Task directions: Repeat the entire listing exactly as written.

— start of Records shown —

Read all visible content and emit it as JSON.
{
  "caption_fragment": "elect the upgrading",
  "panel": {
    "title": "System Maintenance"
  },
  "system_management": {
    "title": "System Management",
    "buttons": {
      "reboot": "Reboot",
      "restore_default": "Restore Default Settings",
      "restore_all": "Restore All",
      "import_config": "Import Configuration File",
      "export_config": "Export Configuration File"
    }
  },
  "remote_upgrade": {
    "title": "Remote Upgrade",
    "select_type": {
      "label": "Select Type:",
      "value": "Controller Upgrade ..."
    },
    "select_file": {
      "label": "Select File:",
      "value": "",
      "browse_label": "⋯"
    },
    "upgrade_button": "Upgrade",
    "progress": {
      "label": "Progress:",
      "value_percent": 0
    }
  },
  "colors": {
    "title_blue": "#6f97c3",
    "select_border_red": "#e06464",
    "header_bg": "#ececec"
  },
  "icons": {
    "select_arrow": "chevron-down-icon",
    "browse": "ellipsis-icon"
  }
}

— end of Records shown —

Full solution:
Read all visible content and emit it as JSON.
{
  "caption_fragment": "elect the upgrading",
  "panel": {
    "title": "System Maintenance"
  },
  "system_management": {
    "title": "System Management",
    "buttons": {
      "reboot": "Reboot",
      "restore_default": "Restore Default Settings",
      "restore_all": "Restore All",
      "import_config": "Import Configuration File",
      "export_config": "Export Configuration File"
    }
  },
  "remote_upgrade": {
    "title": "Remote Upgrade",
    "select_type": {
      "label": "Select Type:",
      "value": "Controller Upgrade ..."
    },
    "select_file": {
      "label": "Select File:",
      "value": "",
      "browse_label": "⋯"
    },
    "upgrade_button": "Upgrade",
    "progress": {
      "label": "Progress:",
      "value_percent": 0
    }
  },
  "colors": {
    "title_blue": "#6f97c3",
    "select_border_red": "#e06464",
    "header_bg": "#ececec"
  },
  "icons": {
    "select_arrow": "chevron-down-icon",
    "browse": "ellipsis-icon"
  }
}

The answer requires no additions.